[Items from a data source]
>>>>>

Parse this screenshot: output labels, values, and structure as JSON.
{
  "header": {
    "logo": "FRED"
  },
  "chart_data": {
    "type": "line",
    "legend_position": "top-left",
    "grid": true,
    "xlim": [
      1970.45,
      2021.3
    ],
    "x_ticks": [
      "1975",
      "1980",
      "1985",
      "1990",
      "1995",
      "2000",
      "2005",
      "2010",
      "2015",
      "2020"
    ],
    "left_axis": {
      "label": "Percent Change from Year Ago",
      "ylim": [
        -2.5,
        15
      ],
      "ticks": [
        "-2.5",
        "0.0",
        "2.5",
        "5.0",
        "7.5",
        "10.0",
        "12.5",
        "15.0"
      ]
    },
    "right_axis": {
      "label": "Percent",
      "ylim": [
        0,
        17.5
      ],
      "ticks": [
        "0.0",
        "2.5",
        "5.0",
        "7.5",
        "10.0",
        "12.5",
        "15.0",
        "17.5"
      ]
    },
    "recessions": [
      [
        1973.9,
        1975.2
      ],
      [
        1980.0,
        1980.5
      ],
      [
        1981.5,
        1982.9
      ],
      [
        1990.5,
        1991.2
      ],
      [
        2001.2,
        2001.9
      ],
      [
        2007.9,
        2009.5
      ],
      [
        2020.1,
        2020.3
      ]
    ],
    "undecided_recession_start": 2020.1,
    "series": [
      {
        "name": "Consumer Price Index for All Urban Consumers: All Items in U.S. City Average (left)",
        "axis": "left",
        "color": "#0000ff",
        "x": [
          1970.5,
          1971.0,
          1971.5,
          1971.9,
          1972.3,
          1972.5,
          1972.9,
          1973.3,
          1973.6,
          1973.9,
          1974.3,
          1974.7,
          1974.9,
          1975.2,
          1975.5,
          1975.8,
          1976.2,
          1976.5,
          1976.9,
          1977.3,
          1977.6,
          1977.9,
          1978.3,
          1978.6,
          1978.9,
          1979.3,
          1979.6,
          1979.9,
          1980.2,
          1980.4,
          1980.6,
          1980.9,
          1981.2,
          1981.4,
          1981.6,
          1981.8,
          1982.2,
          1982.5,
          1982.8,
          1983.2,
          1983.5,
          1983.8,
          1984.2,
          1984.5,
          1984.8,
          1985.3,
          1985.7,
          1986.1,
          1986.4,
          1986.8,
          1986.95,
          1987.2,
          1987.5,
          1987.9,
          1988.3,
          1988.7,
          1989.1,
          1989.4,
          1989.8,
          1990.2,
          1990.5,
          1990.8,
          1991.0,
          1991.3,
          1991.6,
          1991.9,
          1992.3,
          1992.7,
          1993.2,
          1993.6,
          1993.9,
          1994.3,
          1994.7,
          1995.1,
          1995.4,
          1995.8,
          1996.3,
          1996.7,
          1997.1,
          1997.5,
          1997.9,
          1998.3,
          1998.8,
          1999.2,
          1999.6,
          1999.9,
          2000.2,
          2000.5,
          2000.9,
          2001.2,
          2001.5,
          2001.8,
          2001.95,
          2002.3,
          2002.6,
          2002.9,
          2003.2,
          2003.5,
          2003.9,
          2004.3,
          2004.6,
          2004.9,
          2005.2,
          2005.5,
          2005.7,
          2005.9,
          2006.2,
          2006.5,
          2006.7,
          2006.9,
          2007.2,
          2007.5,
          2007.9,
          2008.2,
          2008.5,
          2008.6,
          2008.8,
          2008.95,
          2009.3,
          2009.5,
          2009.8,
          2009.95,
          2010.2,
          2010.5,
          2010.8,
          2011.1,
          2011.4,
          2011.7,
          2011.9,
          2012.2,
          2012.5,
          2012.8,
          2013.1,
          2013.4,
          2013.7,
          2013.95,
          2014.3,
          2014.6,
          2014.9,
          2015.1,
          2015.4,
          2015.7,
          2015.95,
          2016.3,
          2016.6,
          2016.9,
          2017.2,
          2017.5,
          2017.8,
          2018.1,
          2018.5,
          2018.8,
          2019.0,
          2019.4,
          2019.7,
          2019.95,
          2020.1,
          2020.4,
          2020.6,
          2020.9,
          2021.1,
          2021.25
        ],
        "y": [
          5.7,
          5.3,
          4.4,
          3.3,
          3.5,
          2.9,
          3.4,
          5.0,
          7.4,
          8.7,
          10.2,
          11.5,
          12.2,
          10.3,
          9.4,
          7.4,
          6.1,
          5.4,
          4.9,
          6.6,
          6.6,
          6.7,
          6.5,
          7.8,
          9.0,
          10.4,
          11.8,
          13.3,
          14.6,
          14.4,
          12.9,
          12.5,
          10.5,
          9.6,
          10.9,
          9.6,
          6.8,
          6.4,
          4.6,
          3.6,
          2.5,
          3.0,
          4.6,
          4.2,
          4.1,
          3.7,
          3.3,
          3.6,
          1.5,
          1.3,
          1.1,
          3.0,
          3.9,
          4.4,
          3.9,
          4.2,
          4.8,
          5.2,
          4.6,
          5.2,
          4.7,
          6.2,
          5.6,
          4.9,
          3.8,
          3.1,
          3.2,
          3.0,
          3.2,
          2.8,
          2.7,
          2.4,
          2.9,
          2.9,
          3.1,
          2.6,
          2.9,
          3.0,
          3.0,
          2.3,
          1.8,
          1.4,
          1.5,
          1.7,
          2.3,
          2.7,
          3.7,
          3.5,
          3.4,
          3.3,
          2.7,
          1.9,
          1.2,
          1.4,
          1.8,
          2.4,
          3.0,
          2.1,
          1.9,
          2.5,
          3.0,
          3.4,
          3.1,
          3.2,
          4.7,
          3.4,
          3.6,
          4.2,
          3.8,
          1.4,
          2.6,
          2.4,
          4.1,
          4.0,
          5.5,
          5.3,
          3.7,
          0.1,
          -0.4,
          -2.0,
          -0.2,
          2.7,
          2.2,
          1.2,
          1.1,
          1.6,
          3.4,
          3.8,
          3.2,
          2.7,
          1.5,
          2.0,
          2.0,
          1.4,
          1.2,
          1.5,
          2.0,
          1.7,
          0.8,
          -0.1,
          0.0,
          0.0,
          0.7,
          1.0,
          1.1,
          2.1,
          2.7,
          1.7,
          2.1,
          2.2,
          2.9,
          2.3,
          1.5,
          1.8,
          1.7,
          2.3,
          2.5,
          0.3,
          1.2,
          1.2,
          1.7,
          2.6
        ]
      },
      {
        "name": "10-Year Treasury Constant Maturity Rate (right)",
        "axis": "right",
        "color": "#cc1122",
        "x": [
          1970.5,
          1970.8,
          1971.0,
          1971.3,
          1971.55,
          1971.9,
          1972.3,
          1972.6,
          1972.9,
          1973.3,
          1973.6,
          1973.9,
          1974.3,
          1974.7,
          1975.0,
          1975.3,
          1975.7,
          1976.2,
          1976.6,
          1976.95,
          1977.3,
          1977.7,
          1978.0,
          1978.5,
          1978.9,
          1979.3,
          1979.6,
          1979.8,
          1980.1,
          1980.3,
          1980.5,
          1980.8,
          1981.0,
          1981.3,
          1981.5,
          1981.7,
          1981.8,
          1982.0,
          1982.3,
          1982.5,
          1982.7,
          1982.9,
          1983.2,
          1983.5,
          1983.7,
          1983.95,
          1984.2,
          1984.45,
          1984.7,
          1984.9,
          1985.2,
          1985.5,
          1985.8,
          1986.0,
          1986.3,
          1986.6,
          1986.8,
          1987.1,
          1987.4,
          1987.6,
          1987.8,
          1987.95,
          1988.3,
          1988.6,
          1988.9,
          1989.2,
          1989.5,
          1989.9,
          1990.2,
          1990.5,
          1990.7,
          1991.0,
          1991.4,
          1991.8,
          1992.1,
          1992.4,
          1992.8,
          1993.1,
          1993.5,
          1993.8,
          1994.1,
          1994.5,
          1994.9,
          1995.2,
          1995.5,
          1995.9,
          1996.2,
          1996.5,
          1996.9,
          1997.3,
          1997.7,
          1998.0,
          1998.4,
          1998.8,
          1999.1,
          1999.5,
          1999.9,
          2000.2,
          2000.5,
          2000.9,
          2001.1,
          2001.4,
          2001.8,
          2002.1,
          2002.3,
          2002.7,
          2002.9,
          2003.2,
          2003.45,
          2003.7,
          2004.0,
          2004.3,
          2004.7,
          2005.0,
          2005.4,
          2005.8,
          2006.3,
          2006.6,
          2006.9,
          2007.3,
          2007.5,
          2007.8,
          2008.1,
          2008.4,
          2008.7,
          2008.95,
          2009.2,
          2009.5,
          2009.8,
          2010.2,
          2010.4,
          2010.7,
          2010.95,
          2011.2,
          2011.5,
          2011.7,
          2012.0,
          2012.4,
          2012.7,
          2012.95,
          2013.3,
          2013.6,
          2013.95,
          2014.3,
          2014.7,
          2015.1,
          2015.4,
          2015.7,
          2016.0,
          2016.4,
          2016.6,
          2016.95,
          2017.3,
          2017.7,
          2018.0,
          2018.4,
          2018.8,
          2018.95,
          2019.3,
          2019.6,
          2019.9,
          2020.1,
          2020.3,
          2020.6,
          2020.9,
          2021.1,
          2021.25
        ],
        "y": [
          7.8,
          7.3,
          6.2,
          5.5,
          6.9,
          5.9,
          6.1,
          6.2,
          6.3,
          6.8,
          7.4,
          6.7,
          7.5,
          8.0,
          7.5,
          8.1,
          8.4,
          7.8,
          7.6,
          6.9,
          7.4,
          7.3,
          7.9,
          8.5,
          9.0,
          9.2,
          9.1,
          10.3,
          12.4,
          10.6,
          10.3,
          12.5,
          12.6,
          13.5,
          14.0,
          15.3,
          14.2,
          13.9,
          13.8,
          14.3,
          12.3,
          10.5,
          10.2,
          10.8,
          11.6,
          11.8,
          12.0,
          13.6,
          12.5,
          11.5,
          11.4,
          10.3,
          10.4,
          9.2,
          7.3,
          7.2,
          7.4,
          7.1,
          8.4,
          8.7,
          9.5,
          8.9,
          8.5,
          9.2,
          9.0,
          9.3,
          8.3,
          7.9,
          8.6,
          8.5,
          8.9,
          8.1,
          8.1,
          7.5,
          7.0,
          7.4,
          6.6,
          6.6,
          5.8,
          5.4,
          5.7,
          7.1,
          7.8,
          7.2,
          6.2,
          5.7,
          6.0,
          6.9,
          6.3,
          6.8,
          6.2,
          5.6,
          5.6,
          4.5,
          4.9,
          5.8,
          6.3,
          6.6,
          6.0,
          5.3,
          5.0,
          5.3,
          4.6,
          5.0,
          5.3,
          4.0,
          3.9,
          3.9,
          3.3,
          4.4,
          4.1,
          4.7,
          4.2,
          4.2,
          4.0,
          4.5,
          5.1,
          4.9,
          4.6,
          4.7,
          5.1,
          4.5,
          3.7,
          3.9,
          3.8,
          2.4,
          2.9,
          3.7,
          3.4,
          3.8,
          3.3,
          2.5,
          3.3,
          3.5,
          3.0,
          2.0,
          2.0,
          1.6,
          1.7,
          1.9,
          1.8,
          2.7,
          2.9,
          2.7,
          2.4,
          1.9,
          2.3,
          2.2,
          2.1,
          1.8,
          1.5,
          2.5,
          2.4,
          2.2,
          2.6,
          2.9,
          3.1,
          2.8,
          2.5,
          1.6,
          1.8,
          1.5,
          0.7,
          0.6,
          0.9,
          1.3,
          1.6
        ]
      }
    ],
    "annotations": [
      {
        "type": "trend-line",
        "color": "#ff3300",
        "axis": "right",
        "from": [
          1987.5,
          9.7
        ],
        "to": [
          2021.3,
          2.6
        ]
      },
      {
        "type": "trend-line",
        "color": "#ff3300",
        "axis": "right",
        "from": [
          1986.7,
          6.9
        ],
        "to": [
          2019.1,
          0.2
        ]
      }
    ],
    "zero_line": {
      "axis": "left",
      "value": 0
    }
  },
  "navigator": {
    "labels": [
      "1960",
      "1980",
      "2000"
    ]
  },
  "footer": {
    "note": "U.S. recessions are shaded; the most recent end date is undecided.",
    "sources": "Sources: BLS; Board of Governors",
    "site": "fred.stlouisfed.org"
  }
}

<<<<<

> [EXERCISE DIRECTIONS] Give only the count of lines in which the string "recessions" appears.

> [EXERCISE ANSWER] 2